GOAL:
Beginning at the line containing "Transcribe the text in this document." and continuing to the end of the records below, give each line again exactly as it stands, and only those lines.

☆ ☆ ☆ ☆ ☆

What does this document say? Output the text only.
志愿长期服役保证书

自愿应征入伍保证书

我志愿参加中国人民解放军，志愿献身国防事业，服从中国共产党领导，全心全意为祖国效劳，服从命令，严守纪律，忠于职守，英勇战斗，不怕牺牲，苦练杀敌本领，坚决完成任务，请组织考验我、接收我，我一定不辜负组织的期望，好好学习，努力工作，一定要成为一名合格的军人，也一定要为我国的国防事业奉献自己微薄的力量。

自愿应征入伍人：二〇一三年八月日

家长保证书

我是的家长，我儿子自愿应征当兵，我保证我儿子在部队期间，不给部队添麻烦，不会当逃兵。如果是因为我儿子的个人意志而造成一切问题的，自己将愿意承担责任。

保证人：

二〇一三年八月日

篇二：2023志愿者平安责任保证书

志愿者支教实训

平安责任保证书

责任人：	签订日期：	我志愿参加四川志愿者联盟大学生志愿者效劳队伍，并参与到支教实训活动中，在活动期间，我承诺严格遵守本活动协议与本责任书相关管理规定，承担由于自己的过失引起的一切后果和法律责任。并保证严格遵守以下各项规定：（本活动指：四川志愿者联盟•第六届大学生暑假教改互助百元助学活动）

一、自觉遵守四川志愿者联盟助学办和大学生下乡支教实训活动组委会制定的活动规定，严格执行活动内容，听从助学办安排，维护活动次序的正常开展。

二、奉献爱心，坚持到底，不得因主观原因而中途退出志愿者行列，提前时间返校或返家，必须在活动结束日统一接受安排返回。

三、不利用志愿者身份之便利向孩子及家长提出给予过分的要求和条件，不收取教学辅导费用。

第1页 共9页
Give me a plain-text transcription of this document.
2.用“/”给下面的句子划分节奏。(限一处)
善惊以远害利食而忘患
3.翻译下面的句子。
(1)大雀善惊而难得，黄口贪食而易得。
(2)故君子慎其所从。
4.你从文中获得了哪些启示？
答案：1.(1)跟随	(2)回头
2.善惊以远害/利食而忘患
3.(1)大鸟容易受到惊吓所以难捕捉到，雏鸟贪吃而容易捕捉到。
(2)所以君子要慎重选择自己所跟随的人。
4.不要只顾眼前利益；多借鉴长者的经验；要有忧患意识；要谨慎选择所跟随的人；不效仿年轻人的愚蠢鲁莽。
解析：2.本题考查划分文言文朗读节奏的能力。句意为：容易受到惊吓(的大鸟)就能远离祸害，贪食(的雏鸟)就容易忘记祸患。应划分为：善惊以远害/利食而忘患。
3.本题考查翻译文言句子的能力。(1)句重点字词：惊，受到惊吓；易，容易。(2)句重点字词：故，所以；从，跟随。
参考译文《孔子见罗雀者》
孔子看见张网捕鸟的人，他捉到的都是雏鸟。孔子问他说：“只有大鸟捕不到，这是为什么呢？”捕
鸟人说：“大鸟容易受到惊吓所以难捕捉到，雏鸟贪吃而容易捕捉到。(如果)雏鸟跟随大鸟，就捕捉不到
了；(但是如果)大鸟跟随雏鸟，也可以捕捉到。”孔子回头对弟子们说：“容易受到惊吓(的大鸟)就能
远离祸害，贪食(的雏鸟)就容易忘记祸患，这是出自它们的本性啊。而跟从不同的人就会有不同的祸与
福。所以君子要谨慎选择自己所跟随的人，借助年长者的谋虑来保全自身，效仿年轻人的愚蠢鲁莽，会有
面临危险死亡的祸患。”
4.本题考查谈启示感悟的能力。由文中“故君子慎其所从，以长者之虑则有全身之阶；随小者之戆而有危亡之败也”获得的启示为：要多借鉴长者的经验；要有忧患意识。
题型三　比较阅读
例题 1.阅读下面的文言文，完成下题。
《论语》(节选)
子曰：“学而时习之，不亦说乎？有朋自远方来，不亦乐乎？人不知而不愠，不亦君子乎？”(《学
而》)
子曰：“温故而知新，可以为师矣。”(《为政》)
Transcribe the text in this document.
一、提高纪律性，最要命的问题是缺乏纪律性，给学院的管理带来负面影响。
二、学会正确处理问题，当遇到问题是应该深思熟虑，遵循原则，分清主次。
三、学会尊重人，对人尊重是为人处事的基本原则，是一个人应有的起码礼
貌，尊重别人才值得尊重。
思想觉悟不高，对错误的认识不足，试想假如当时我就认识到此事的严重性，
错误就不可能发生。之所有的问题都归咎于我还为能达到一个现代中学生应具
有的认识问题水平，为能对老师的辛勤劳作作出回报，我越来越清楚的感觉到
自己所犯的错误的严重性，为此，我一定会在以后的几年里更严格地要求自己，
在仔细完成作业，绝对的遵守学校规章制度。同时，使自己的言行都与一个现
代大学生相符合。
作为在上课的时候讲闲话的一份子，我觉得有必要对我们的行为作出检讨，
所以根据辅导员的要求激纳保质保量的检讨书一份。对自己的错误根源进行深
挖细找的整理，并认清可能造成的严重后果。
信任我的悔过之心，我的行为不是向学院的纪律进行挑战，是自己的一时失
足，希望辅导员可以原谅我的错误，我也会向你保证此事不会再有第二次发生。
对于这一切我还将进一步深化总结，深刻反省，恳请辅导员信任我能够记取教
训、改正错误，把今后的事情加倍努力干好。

☆ ☆ ☆ ☆ ☆

TASK OUTPUT:
Transcribe the text in this document.
一、提高纪律性，最要命的问题是缺乏纪律性，给学院的管理带来负面影响。
二、学会正确处理问题，当遇到问题是应该深思熟虑，遵循原则，分清主次。
三、学会尊重人，对人尊重是为人处事的基本原则，是一个人应有的起码礼
貌，尊重别人才值得尊重。
思想觉悟不高，对错误的认识不足，试想假如当时我就认识到此事的严重性，
错误就不可能发生。之所有的问题都归咎于我还为能达到一个现代中学生应具
有的认识问题水平，为能对老师的辛勤劳作作出回报，我越来越清楚的感觉到
自己所犯的错误的严重性，为此，我一定会在以后的几年里更严格地要求自己，
在仔细完成作业，绝对的遵守学校规章制度。同时，使自己的言行都与一个现
代大学生相符合。
作为在上课的时候讲闲话的一份子，我觉得有必要对我们的行为作出检讨，
所以根据辅导员的要求激纳保质保量的检讨书一份。对自己的错误根源进行深
挖细找的整理，并认清可能造成的严重后果。
信任我的悔过之心，我的行为不是向学院的纪律进行挑战，是自己的一时失
足，希望辅导员可以原谅我的错误，我也会向你保证此事不会再有第二次发生。
对于这一切我还将进一步深化总结，深刻反省，恳请辅导员信任我能够记取教
训、改正错误，把今后的事情加倍努力干好。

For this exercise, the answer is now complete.